*Work required*: Can you output the material exactly as written, minus any pictures it holds?

----------------------------------------

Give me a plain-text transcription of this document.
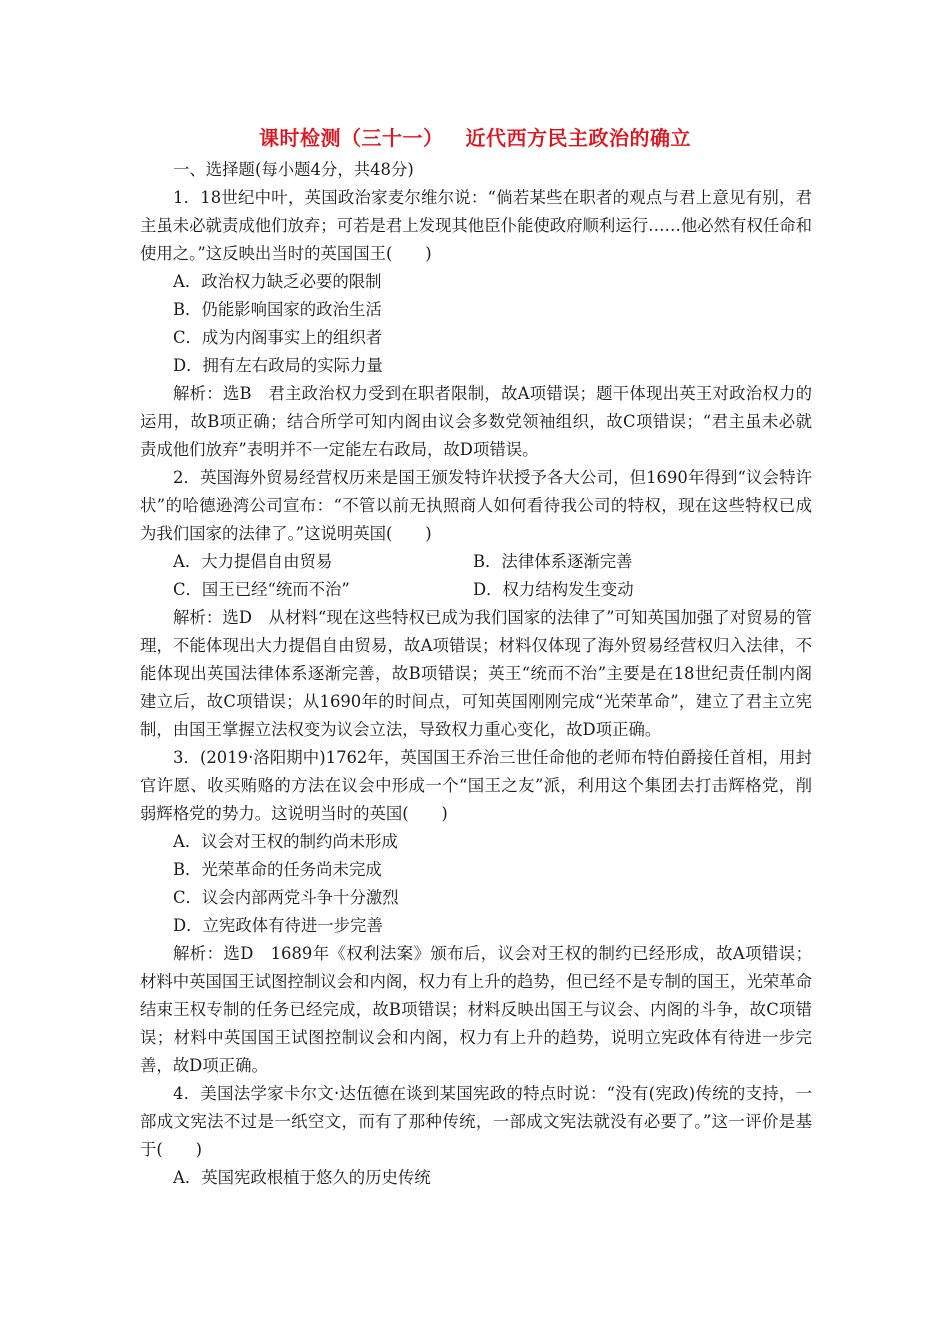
课时检测（三十一） 近代西方民主政治的确立

一、选择题(每小题4分，共48分)

1．18世纪中叶，英国政治家麦尔维尔说：“倘若某些在职者的观点与君上意见有别，君主虽未必就责成他们放弃；可若是君上发现其他臣仆能使政府顺利运行……他必然有权任命和使用之。”这反映出当时的英国国王(　　)

A．政治权力缺乏必要的限制

B．仍能影响国家的政治生活

C．成为内阁事实上的组织者

D．拥有左右政局的实际力量

解析：选B　君主政治权力受到在职者限制，故A项错误；题干体现出英王对政治权力的运用，故B项正确；结合所学可知内阁由议会多数党领袖组织，故C项错误；“君主虽未必就责成他们放弃”表明并不一定能左右政局，故D项错误。

2．英国海外贸易经营权历来是国王颁发特许状授予各大公司，但1690年得到“议会特许状”的哈德逊湾公司宣布：“不管以前无执照商人如何看待我公司的特权，现在这些特权已成为我们国家的法律了。”这说明英国(　　)

A．大力提倡自由贸易	B．法律体系逐渐完善
C．国王已经“统而不治”	D．权力结构发生变动

解析：选D　从材料“现在这些特权已成为我们国家的法律了”可知英国加强了对贸易的管理，不能体现出大力提倡自由贸易，故A项错误；材料仅体现了海外贸易经营权归入法律，不能体现出英国法律体系逐渐完善，故B项错误；英王“统而不治”主要是在18世纪责任制内阁建立后，故C项错误；从1690年的时间点，可知英国刚刚完成“光荣革命”，建立了君主立宪制，由国王掌握立法权变为议会立法，导致权力重心变化，故D项正确。

3．(2019·洛阳期中)1762年，英国国王乔治三世任命他的老师布特伯爵接任首相，用封官许愿、收买贿赂的方法在议会中形成一个“国王之友”派，利用这个集团去打击辉格党，削弱辉格党的势力。这说明当时的英国(　　)

A．议会对王权的制约尚未形成

B．光荣革命的任务尚未完成

C．议会内部两党斗争十分激烈

D．立宪政体有待进一步完善

解析：选D　1689年《权利法案》颁布后，议会对王权的制约已经形成，故A项错误；材料中英国国王试图控制议会和内阁，权力有上升的趋势，但已经不是专制的国王，光荣革命结束王权专制的任务已经完成，故B项错误；材料反映出国王与议会、内阁的斗争，故C项错误；材料中英国国王试图控制议会和内阁，权力有上升的趋势，说明立宪政体有待进一步完善，故D项正确。

4．美国法学家卡尔文·达伍德在谈到某国宪政的特点时说：“没有(宪政)传统的支持，一部成文宪法不过是一纸空文，而有了那种传统，一部成文宪法就没有必要了。”这一评价是基于(　　)

A．英国宪政根植于悠久的历史传统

----------------------------------------

*Output for this exercise*:
Give me a plain-text transcription of this document.
课时检测（三十一） 近代西方民主政治的确立

一、选择题(每小题4分，共48分)

1．18世纪中叶，英国政治家麦尔维尔说：“倘若某些在职者的观点与君上意见有别，君主虽未必就责成他们放弃；可若是君上发现其他臣仆能使政府顺利运行……他必然有权任命和使用之。”这反映出当时的英国国王(　　)

A．政治权力缺乏必要的限制

B．仍能影响国家的政治生活

C．成为内阁事实上的组织者

D．拥有左右政局的实际力量

解析：选B　君主政治权力受到在职者限制，故A项错误；题干体现出英王对政治权力的运用，故B项正确；结合所学可知内阁由议会多数党领袖组织，故C项错误；“君主虽未必就责成他们放弃”表明并不一定能左右政局，故D项错误。

2．英国海外贸易经营权历来是国王颁发特许状授予各大公司，但1690年得到“议会特许状”的哈德逊湾公司宣布：“不管以前无执照商人如何看待我公司的特权，现在这些特权已成为我们国家的法律了。”这说明英国(　　)

A．大力提倡自由贸易	B．法律体系逐渐完善
C．国王已经“统而不治”	D．权力结构发生变动

解析：选D　从材料“现在这些特权已成为我们国家的法律了”可知英国加强了对贸易的管理，不能体现出大力提倡自由贸易，故A项错误；材料仅体现了海外贸易经营权归入法律，不能体现出英国法律体系逐渐完善，故B项错误；英王“统而不治”主要是在18世纪责任制内阁建立后，故C项错误；从1690年的时间点，可知英国刚刚完成“光荣革命”，建立了君主立宪制，由国王掌握立法权变为议会立法，导致权力重心变化，故D项正确。

3．(2019·洛阳期中)1762年，英国国王乔治三世任命他的老师布特伯爵接任首相，用封官许愿、收买贿赂的方法在议会中形成一个“国王之友”派，利用这个集团去打击辉格党，削弱辉格党的势力。这说明当时的英国(　　)

A．议会对王权的制约尚未形成

B．光荣革命的任务尚未完成

C．议会内部两党斗争十分激烈

D．立宪政体有待进一步完善

解析：选D　1689年《权利法案》颁布后，议会对王权的制约已经形成，故A项错误；材料中英国国王试图控制议会和内阁，权力有上升的趋势，但已经不是专制的国王，光荣革命结束王权专制的任务已经完成，故B项错误；材料反映出国王与议会、内阁的斗争，故C项错误；材料中英国国王试图控制议会和内阁，权力有上升的趋势，说明立宪政体有待进一步完善，故D项正确。

4．美国法学家卡尔文·达伍德在谈到某国宪政的特点时说：“没有(宪政)传统的支持，一部成文宪法不过是一纸空文，而有了那种传统，一部成文宪法就没有必要了。”这一评价是基于(　　)

A．英国宪政根植于悠久的历史传统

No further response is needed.